INSTRUCTION: Without changing a character, return the entries, but not the images they hold.

RECORDS SUPPLIED:
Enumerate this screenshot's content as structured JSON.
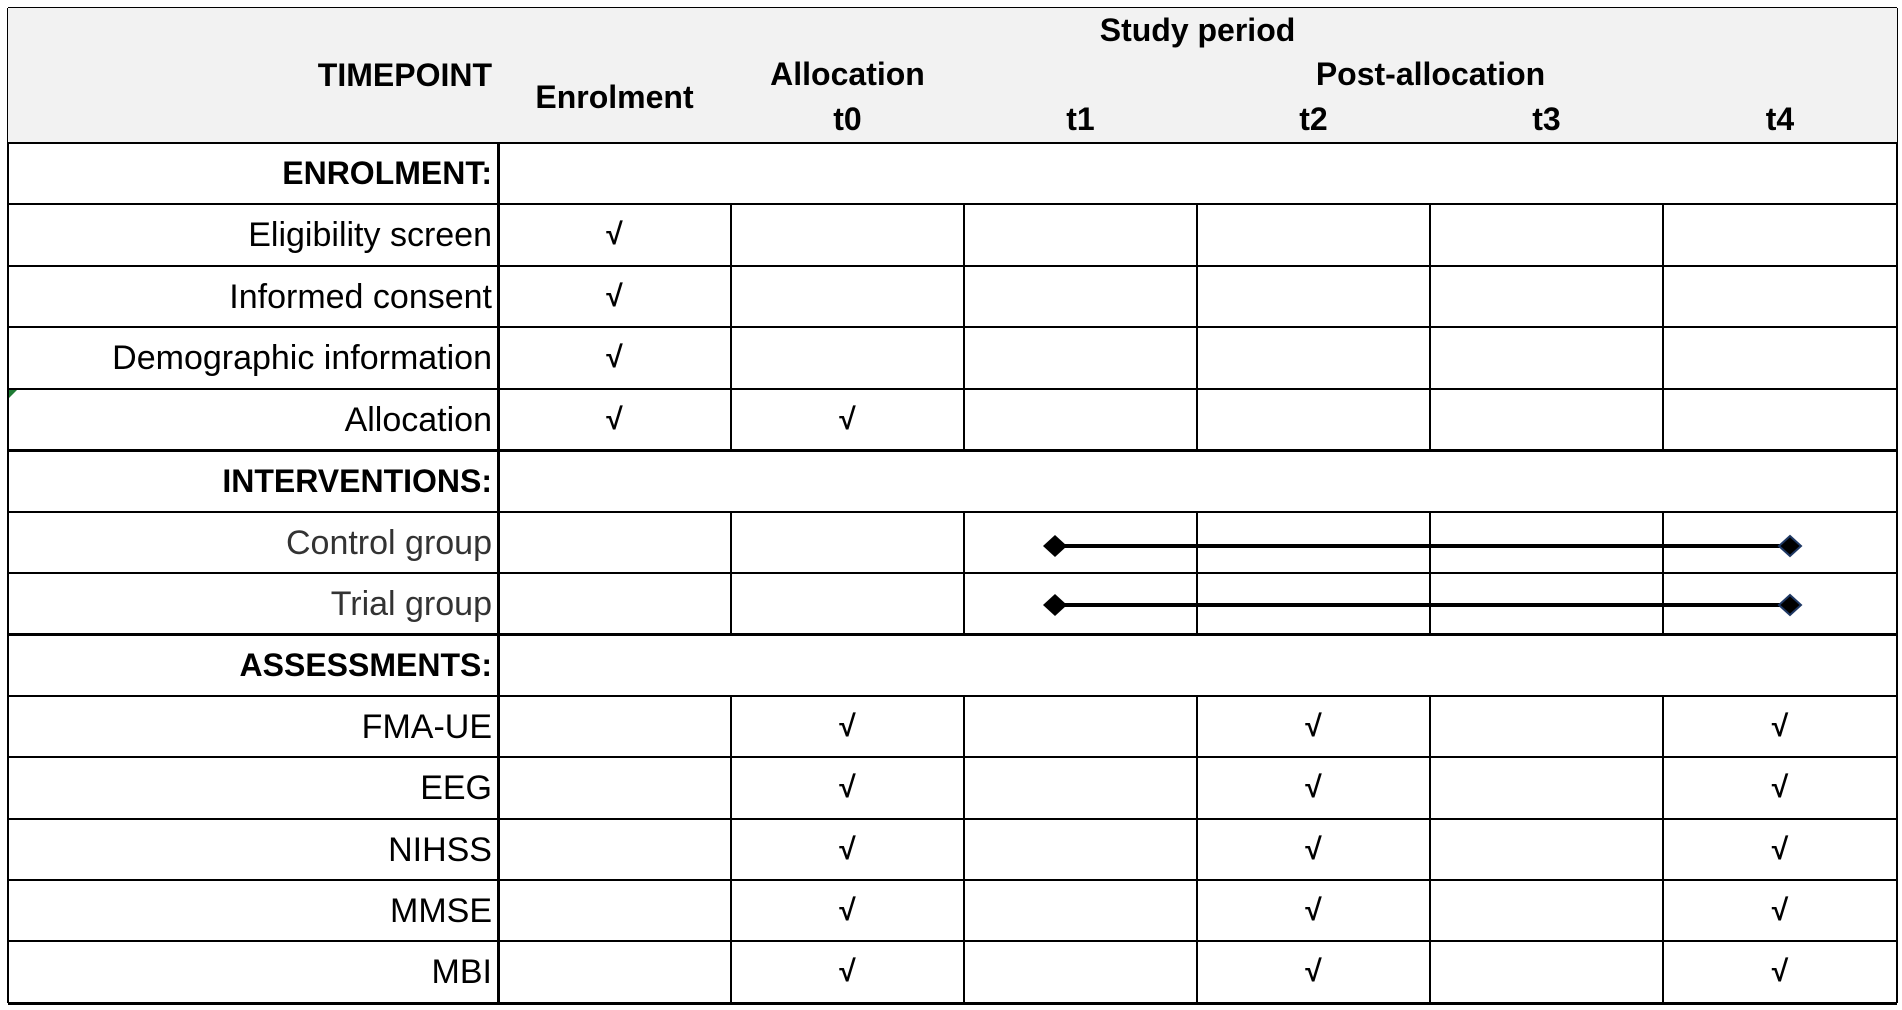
{
  "header": {
    "study_period": "Study period",
    "timepoint": "TIMEPOINT",
    "enrolment": "Enrolment",
    "allocation": "Allocation",
    "post_allocation": "Post-allocation",
    "timepoints": [
      "t0",
      "t1",
      "t2",
      "t3",
      "t4"
    ]
  },
  "sections": {
    "enrolment": "ENROLMENT:",
    "interventions": "INTERVENTIONS:",
    "assessments": "ASSESSMENTS:"
  },
  "rows": {
    "eligibility": {
      "label": "Eligibility screen",
      "checks": [
        "√",
        "",
        "",
        "",
        "",
        ""
      ]
    },
    "consent": {
      "label": "Informed consent",
      "checks": [
        "√",
        "",
        "",
        "",
        "",
        ""
      ]
    },
    "demographic": {
      "label": "Demographic information",
      "checks": [
        "√",
        "",
        "",
        "",
        "",
        ""
      ]
    },
    "allocation": {
      "label": "Allocation",
      "checks": [
        "√",
        "√",
        "",
        "",
        "",
        ""
      ]
    },
    "control": {
      "label": "Control group"
    },
    "trial": {
      "label": "Trial group"
    },
    "fma": {
      "label": "FMA-UE",
      "checks": [
        "",
        "√",
        "",
        "√",
        "",
        "√"
      ]
    },
    "eeg": {
      "label": "EEG",
      "checks": [
        "",
        "√",
        "",
        "√",
        "",
        "√"
      ]
    },
    "nihss": {
      "label": "NIHSS",
      "checks": [
        "",
        "√",
        "",
        "√",
        "",
        "√"
      ]
    },
    "mmse": {
      "label": "MMSE",
      "checks": [
        "",
        "√",
        "",
        "√",
        "",
        "√"
      ]
    },
    "mbi": {
      "label": "MBI",
      "checks": [
        "",
        "√",
        "",
        "√",
        "",
        "√"
      ]
    }
  },
  "colors": {
    "grid": "#000000",
    "header_bg": "#f2f2f2",
    "corner_marker": "#1e7b34",
    "bar_end_marker": "#1f3864"
  }
}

TASK ANSWER:
Enumerate this screenshot's content as structured JSON.
{
  "header": {
    "study_period": "Study period",
    "timepoint": "TIMEPOINT",
    "enrolment": "Enrolment",
    "allocation": "Allocation",
    "post_allocation": "Post-allocation",
    "timepoints": [
      "t0",
      "t1",
      "t2",
      "t3",
      "t4"
    ]
  },
  "sections": {
    "enrolment": "ENROLMENT:",
    "interventions": "INTERVENTIONS:",
    "assessments": "ASSESSMENTS:"
  },
  "rows": {
    "eligibility": {
      "label": "Eligibility screen",
      "checks": [
        "√",
        "",
        "",
        "",
        "",
        ""
      ]
    },
    "consent": {
      "label": "Informed consent",
      "checks": [
        "√",
        "",
        "",
        "",
        "",
        ""
      ]
    },
    "demographic": {
      "label": "Demographic information",
      "checks": [
        "√",
        "",
        "",
        "",
        "",
        ""
      ]
    },
    "allocation": {
      "label": "Allocation",
      "checks": [
        "√",
        "√",
        "",
        "",
        "",
        ""
      ]
    },
    "control": {
      "label": "Control group"
    },
    "trial": {
      "label": "Trial group"
    },
    "fma": {
      "label": "FMA-UE",
      "checks": [
        "",
        "√",
        "",
        "√",
        "",
        "√"
      ]
    },
    "eeg": {
      "label": "EEG",
      "checks": [
        "",
        "√",
        "",
        "√",
        "",
        "√"
      ]
    },
    "nihss": {
      "label": "NIHSS",
      "checks": [
        "",
        "√",
        "",
        "√",
        "",
        "√"
      ]
    },
    "mmse": {
      "label": "MMSE",
      "checks": [
        "",
        "√",
        "",
        "√",
        "",
        "√"
      ]
    },
    "mbi": {
      "label": "MBI",
      "checks": [
        "",
        "√",
        "",
        "√",
        "",
        "√"
      ]
    }
  },
  "colors": {
    "grid": "#000000",
    "header_bg": "#f2f2f2",
    "corner_marker": "#1e7b34",
    "bar_end_marker": "#1f3864"
  }
}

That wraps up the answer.